Give again the lines from the one with "value-label-feiertage-estland: 12 xyxy=(990,391,1018,415)" up to and including the one with "category-label-oesterreich: Österreich xyxy=(108,442,226,466)", and switch each "xyxy" in them to "box". Leave everything else unchanged.

== A run of records ==
■ ■ ■
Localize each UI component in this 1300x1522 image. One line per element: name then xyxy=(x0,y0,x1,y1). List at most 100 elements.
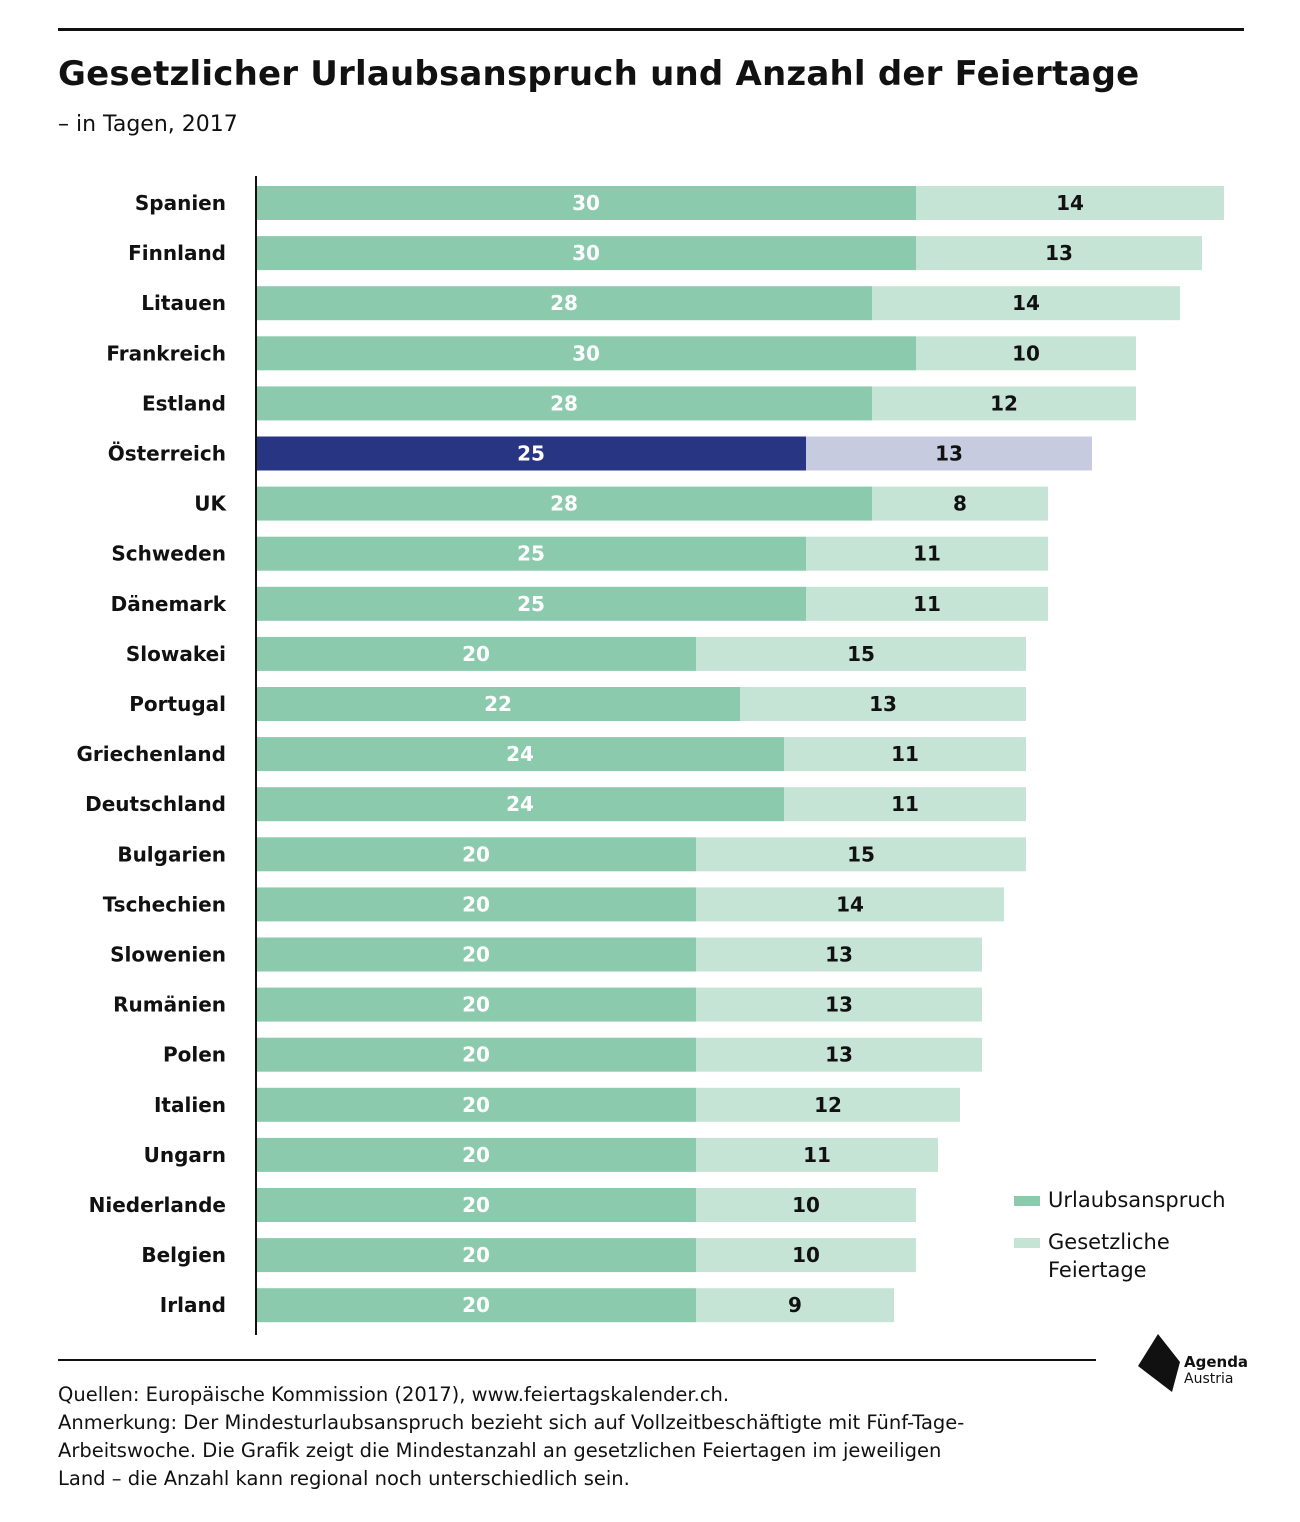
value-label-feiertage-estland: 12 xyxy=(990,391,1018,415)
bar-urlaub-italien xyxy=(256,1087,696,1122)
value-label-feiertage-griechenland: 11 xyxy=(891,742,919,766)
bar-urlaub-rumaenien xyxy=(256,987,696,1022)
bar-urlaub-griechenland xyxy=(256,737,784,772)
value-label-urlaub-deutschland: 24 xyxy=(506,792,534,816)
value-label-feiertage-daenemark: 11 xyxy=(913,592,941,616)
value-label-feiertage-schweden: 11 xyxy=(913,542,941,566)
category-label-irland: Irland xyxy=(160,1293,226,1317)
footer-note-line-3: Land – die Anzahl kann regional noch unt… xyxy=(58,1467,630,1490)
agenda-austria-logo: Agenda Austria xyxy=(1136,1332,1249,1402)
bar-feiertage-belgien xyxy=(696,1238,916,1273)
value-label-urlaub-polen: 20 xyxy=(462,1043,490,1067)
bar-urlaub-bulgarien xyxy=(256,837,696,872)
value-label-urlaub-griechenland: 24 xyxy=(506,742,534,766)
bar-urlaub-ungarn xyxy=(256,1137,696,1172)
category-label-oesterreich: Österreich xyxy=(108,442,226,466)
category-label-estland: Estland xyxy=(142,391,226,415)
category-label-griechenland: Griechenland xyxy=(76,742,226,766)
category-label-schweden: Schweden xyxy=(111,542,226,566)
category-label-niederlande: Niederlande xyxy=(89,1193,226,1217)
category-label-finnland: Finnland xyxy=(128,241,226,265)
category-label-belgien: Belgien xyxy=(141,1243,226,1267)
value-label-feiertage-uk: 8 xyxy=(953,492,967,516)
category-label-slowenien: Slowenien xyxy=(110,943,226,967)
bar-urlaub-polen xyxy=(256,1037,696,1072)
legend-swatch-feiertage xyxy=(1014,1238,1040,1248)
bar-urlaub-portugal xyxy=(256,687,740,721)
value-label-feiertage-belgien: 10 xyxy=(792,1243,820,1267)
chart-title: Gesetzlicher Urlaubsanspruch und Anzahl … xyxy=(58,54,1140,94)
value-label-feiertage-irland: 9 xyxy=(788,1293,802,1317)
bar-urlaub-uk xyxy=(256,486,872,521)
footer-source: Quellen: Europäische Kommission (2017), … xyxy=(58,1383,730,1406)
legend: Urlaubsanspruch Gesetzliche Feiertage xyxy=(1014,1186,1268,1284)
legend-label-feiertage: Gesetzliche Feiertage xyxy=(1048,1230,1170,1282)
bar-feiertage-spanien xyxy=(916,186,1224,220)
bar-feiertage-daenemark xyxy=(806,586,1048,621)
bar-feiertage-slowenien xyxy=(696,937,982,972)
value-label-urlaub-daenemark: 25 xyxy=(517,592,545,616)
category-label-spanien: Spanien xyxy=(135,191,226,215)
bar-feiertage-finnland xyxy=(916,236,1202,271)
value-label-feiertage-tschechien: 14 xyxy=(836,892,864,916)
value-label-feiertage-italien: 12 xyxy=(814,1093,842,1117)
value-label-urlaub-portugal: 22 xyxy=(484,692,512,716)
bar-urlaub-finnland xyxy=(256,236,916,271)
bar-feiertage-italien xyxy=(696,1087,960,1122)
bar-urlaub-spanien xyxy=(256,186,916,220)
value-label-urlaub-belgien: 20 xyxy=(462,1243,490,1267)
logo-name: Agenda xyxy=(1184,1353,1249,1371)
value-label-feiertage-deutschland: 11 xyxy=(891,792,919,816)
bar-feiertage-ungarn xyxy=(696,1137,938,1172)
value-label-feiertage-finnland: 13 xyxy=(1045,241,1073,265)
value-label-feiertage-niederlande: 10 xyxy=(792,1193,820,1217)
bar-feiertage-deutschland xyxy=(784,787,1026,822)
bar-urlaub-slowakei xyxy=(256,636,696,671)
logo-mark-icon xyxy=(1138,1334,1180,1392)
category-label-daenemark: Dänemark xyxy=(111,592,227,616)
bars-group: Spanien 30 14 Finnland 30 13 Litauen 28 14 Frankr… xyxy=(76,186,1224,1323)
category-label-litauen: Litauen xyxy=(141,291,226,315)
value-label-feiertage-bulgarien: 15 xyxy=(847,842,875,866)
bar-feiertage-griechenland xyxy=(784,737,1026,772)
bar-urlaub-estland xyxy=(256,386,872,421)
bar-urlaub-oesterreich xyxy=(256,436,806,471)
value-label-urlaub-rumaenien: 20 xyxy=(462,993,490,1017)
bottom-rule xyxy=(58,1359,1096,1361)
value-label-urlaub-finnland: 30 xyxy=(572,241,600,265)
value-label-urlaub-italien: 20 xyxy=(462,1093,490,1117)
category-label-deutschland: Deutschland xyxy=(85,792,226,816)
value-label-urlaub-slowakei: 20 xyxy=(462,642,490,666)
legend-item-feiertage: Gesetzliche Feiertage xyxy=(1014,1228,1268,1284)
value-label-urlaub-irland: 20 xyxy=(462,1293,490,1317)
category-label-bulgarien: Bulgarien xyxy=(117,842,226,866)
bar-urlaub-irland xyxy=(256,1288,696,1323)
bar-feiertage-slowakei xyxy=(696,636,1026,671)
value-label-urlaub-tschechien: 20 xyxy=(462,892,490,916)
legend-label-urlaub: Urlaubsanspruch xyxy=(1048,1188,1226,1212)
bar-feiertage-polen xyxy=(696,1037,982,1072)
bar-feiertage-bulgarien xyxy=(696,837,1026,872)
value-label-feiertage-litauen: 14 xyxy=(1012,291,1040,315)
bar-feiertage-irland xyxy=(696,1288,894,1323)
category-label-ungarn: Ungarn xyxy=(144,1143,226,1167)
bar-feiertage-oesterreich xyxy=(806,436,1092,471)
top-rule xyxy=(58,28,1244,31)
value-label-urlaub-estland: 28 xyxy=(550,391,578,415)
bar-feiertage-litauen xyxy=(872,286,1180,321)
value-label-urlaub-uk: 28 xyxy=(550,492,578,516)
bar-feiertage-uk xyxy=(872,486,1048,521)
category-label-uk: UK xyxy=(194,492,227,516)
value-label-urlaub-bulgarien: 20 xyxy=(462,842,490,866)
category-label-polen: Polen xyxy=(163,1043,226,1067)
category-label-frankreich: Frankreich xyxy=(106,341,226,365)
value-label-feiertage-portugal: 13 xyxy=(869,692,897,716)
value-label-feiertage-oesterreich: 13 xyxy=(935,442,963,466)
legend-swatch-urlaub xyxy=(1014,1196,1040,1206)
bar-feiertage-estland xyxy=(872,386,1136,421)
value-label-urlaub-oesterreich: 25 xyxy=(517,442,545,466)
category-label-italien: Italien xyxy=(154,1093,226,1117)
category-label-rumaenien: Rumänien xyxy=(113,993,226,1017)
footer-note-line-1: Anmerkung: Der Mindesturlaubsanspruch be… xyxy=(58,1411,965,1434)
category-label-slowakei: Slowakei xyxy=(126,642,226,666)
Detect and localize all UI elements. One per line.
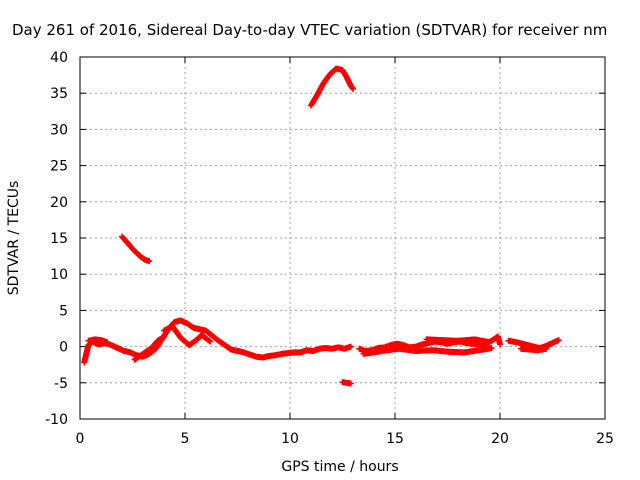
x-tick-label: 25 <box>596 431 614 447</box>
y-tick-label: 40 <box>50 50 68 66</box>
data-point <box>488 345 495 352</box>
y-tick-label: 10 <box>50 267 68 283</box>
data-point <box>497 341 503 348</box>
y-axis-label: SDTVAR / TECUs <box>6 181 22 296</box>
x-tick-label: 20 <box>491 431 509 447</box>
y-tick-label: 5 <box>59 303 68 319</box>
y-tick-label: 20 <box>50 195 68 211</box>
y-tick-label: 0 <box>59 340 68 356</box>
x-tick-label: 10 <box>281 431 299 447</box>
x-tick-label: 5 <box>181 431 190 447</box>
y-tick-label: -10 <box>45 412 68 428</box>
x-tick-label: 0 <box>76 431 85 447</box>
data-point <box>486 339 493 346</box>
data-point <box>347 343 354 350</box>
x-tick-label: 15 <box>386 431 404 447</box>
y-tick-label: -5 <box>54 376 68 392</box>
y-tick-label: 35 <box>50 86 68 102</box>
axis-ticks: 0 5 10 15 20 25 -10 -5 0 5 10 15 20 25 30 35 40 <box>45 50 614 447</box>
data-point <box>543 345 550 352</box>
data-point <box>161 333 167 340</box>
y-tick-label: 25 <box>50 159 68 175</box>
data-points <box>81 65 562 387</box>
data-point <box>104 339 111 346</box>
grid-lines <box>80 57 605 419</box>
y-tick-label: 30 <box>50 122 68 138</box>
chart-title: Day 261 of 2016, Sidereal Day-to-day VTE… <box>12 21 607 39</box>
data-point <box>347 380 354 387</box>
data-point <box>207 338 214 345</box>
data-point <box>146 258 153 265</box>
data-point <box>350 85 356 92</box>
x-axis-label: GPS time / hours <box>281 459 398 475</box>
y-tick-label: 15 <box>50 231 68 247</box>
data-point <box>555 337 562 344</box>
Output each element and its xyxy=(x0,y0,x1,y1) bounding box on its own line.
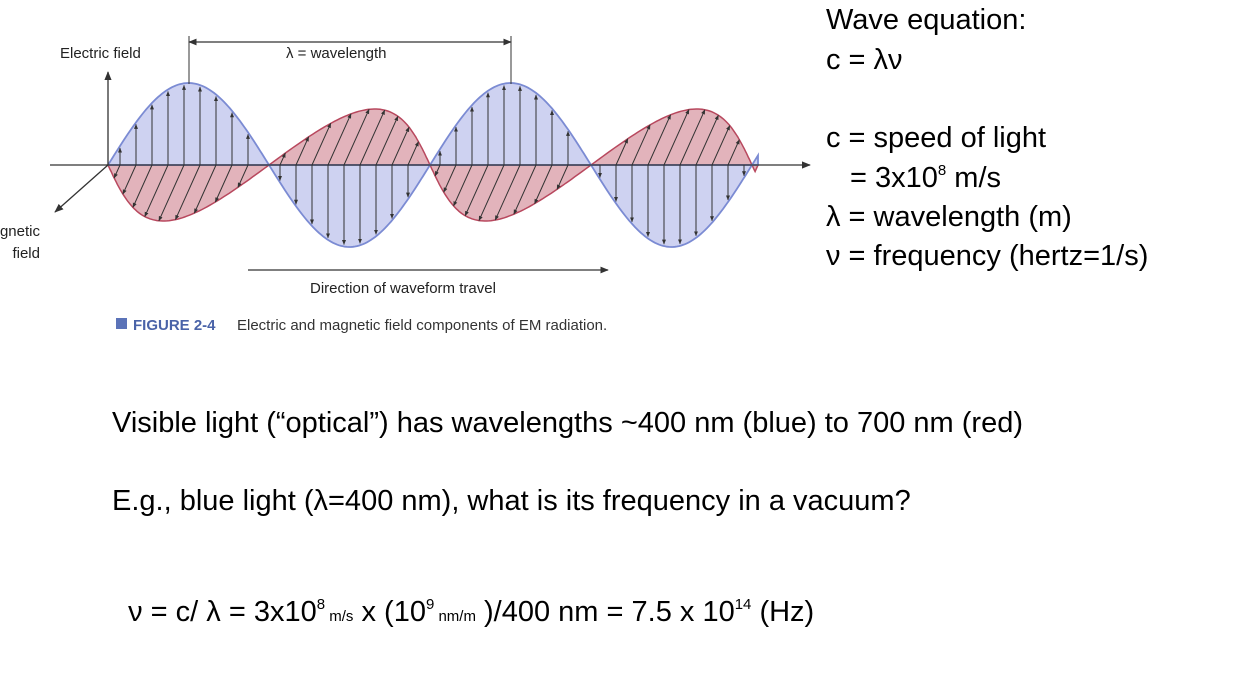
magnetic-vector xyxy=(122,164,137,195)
■ ■ ■
== The output ==
value-label-feiertage-estland: 12 box=(990,391,1018,415)
bar-urlaub-italien box=(256,1087,696,1122)
value-label-feiertage-griechenland: 11 box=(891,742,919,766)
bar-urlaub-rumaenien box=(256,987,696,1022)
bar-urlaub-griechenland box=(256,737,784,772)
value-label-urlaub-deutschland: 24 box=(506,792,534,816)
value-label-feiertage-daenemark: 11 box=(913,592,941,616)
value-label-feiertage-schweden: 11 box=(913,542,941,566)
category-label-irland: Irland box=(160,1293,226,1317)
footer-note-line-3: Land – die Anzahl kann regional noch unt… box=(58,1467,630,1490)
agenda-austria-logo: Agenda Austria box=(1136,1332,1249,1402)
bar-feiertage-belgien box=(696,1238,916,1273)
value-label-urlaub-polen: 20 box=(462,1043,490,1067)
bar-urlaub-bulgarien box=(256,837,696,872)
value-label-urlaub-griechenland: 24 box=(506,742,534,766)
bar-urlaub-ungarn box=(256,1137,696,1172)
category-label-oesterreich: Österreich box=(108,442,226,466)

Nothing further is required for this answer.